*** EXCERPTED DATA ***

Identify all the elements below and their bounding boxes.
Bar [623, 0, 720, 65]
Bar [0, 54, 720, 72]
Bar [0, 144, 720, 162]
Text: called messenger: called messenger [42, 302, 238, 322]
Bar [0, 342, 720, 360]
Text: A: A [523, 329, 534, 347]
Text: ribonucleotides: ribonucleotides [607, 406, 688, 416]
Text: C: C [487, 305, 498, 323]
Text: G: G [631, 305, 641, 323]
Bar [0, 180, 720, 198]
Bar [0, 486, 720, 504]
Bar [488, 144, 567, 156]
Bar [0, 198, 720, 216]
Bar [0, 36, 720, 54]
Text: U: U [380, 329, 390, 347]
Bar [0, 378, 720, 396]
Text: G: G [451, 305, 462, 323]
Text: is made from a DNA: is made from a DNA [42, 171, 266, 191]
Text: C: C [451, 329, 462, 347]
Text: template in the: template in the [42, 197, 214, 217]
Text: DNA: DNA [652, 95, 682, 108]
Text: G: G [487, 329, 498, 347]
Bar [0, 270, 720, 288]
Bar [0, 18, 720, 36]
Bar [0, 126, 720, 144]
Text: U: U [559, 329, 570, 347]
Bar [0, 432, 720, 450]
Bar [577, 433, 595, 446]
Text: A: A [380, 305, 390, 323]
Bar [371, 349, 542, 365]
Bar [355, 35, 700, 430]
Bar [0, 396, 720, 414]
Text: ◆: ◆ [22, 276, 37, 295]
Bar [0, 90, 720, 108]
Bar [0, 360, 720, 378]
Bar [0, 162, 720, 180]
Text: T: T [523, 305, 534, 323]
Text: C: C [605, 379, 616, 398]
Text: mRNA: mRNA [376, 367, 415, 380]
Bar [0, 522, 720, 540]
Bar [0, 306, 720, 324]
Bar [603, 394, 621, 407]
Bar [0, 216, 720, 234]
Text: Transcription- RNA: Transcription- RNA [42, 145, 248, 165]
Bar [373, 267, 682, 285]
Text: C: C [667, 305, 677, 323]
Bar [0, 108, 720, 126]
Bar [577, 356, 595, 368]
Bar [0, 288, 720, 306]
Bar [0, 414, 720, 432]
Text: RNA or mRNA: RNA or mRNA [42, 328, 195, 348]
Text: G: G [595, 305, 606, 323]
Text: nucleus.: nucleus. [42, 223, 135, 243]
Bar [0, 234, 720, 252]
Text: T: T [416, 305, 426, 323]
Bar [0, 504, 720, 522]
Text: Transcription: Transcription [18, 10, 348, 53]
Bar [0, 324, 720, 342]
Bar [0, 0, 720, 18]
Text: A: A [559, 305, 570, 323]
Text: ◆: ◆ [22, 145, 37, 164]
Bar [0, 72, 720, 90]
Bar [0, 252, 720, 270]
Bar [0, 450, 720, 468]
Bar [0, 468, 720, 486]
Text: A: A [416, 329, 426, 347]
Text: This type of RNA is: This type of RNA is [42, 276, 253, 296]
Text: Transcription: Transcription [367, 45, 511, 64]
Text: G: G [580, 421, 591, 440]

***
*** EXCERPTED DATA ***

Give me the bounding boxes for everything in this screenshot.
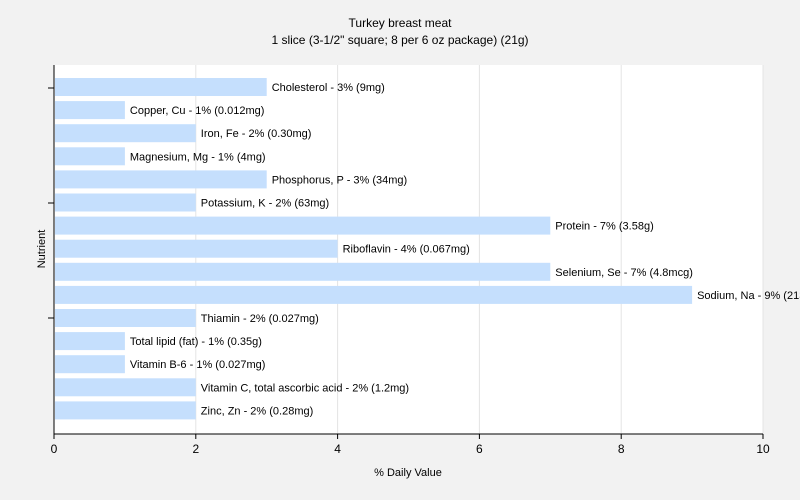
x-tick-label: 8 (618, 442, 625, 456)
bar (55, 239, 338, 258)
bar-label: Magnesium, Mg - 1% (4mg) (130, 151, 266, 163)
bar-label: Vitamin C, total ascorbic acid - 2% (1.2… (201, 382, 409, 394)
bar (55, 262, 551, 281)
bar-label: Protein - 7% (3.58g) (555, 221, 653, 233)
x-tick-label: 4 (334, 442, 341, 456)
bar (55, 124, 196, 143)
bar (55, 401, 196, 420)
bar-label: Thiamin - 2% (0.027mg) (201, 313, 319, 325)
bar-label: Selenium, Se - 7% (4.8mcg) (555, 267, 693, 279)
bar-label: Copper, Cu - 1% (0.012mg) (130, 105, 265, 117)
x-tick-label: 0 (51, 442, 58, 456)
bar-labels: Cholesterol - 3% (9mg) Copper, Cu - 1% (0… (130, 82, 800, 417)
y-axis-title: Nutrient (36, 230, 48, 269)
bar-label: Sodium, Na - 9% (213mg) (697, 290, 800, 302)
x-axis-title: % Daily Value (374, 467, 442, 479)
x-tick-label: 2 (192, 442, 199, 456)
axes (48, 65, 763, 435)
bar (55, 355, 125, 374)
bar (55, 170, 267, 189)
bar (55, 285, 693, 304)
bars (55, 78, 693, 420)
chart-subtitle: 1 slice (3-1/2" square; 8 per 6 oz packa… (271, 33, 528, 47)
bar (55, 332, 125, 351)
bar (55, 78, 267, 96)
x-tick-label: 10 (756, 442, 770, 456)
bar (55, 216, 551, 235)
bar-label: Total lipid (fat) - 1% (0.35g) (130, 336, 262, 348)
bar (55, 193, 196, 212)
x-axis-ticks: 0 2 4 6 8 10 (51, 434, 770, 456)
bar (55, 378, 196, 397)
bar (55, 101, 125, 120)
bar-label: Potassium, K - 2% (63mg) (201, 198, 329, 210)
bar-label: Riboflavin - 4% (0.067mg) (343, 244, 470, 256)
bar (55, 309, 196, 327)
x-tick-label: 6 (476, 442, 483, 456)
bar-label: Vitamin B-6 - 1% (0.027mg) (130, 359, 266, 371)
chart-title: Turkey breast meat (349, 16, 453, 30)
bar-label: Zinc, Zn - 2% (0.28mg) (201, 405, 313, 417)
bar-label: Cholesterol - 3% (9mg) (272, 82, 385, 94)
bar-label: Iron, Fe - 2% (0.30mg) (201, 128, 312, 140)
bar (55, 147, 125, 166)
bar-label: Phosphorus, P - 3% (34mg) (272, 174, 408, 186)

***
*** EXCERPTED DATA ***

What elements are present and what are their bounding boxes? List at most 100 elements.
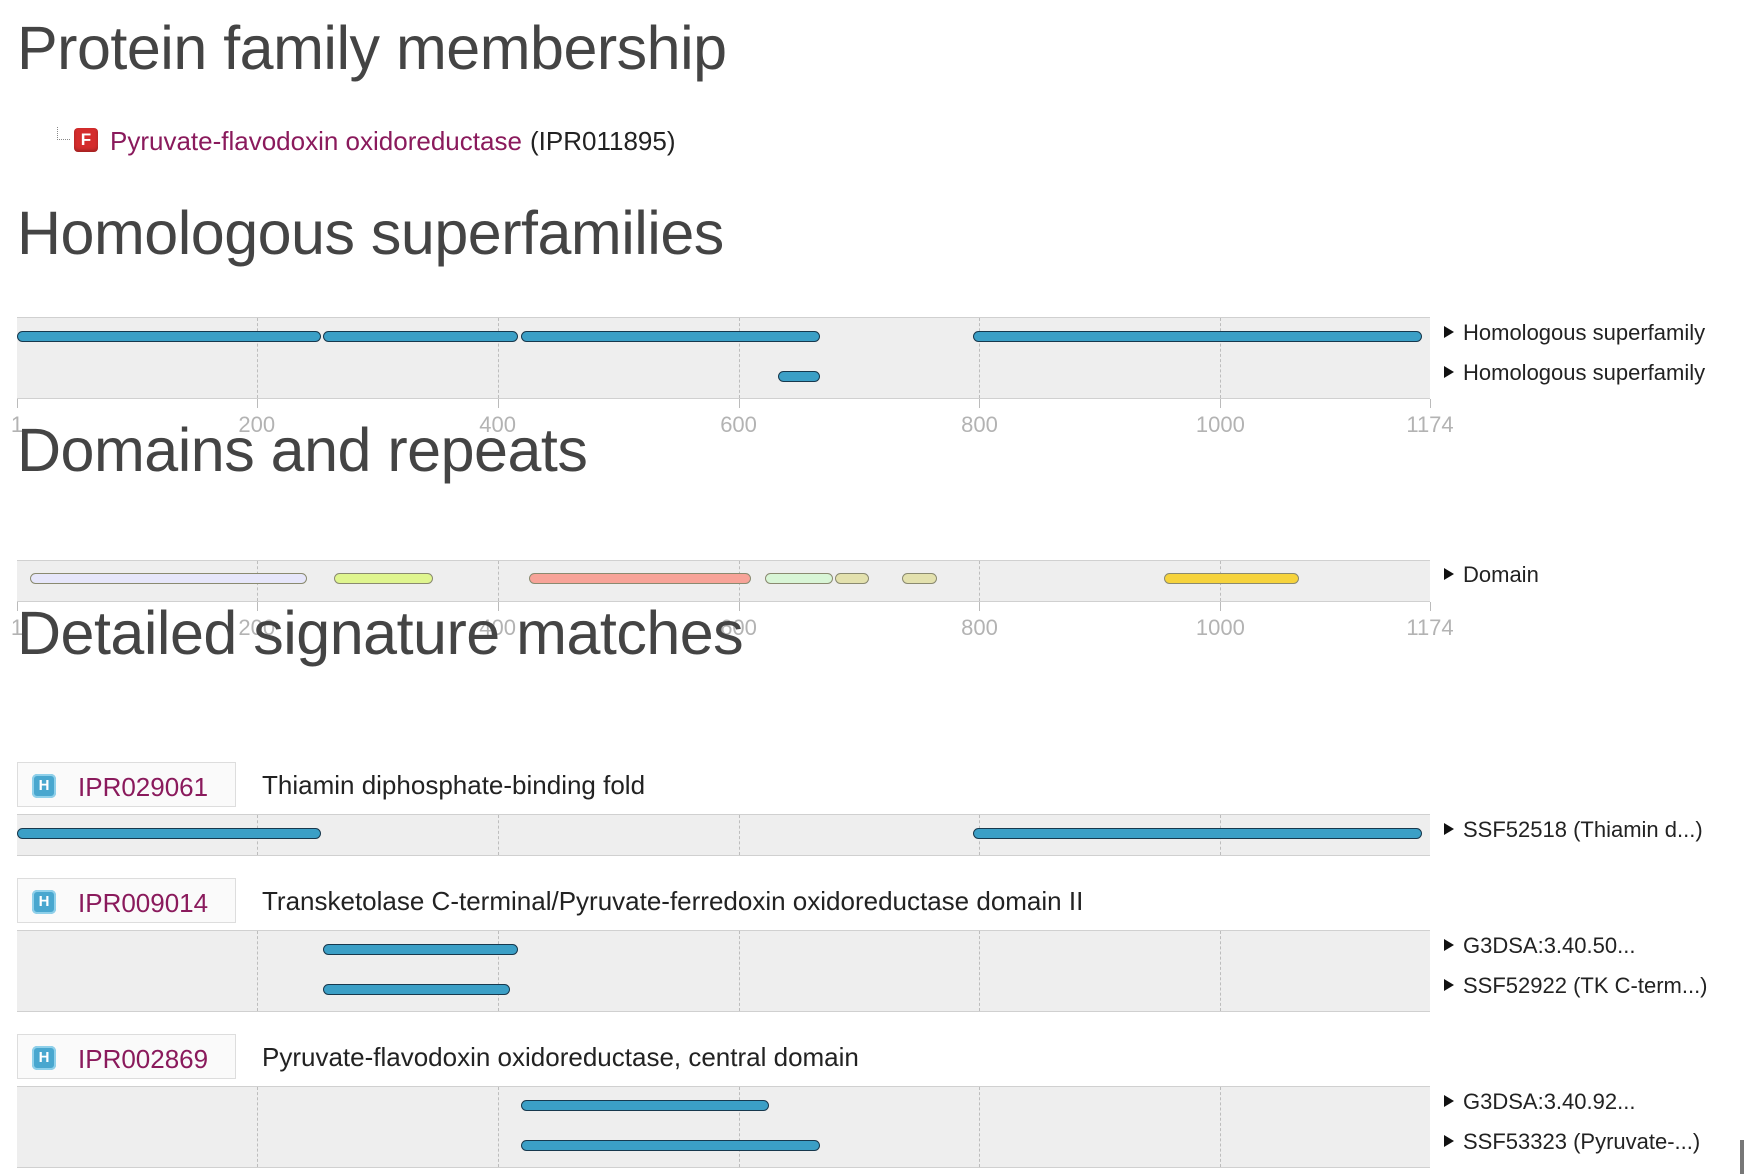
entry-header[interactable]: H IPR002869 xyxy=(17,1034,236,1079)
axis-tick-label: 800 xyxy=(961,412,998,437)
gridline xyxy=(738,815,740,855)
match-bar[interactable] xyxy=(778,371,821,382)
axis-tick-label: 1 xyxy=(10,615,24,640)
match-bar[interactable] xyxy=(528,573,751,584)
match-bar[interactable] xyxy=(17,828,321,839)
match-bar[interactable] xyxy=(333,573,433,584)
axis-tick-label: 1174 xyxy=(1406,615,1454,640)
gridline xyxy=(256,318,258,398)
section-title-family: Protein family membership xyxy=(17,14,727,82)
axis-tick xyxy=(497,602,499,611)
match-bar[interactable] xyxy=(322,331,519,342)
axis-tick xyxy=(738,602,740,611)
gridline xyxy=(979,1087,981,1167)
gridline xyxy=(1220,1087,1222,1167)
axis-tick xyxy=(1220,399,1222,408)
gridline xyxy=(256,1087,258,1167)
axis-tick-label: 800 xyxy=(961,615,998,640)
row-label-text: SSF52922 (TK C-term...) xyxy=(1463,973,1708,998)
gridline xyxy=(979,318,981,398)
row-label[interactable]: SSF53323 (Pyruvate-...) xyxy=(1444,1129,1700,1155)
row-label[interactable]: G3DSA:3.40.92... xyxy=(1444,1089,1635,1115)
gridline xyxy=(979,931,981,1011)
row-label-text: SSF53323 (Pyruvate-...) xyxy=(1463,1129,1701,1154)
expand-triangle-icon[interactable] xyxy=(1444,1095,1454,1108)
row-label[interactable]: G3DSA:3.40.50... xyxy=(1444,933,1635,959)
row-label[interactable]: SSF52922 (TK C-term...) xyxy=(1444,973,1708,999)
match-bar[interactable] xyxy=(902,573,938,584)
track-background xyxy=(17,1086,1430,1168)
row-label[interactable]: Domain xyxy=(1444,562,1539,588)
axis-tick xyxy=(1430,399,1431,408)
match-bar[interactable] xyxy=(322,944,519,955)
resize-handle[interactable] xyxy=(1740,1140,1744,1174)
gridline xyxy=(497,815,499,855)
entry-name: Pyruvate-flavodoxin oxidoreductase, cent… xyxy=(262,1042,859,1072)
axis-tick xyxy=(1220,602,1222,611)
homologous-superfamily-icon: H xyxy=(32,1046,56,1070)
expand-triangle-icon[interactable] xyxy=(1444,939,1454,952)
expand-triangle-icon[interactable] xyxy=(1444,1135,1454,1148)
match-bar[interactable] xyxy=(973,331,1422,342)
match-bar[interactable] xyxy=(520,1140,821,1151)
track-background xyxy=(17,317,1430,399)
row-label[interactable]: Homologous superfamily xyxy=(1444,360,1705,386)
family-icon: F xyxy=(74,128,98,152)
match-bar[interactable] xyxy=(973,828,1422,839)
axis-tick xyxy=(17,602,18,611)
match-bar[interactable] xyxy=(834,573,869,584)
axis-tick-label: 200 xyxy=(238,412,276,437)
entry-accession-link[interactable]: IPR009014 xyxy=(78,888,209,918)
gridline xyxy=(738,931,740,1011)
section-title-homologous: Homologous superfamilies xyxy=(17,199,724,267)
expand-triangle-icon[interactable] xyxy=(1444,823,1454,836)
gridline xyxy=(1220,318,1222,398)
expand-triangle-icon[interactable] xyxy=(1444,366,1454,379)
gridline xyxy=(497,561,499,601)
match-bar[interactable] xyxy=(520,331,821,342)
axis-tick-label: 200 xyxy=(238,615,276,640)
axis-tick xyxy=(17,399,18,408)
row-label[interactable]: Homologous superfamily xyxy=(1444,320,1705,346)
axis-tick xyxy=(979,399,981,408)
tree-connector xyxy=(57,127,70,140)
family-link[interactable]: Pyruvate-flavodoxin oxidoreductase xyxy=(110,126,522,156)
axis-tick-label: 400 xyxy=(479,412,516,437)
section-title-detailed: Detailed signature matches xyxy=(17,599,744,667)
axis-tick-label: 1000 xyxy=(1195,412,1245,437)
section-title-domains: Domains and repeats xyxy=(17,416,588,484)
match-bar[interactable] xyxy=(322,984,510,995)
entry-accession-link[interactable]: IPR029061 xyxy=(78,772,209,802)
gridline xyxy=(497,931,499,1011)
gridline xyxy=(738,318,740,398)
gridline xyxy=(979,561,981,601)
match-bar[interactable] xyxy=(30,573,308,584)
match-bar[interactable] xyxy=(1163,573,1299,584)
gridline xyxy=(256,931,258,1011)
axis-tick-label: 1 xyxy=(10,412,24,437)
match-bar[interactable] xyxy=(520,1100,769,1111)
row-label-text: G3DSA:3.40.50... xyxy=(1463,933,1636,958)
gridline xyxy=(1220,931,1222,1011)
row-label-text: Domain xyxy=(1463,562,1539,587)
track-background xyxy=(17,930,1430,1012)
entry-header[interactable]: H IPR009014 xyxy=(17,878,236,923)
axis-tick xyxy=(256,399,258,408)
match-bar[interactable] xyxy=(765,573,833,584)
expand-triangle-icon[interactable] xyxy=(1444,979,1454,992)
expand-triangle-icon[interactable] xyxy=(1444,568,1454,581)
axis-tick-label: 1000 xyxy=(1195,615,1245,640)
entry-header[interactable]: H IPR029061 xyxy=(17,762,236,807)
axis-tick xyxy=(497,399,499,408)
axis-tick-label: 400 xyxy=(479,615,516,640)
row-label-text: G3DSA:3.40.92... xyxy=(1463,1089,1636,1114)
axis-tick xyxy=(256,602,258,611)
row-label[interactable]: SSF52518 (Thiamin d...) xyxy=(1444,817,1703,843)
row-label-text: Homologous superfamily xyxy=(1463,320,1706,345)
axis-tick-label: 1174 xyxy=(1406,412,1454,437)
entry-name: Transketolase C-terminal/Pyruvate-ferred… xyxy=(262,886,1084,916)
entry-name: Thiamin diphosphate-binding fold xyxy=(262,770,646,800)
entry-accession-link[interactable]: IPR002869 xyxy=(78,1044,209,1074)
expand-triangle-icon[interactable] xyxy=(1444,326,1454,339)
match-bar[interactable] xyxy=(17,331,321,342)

***

◆ EXERCISE BRIEF ◆
The job here is to find each line above with the word "background" and copy it.

◆ SOLUTION TO THIS TASK ◆
track-background xyxy=(17,1086,1430,1168)
track-background xyxy=(17,317,1430,399)
track-background xyxy=(17,930,1430,1012)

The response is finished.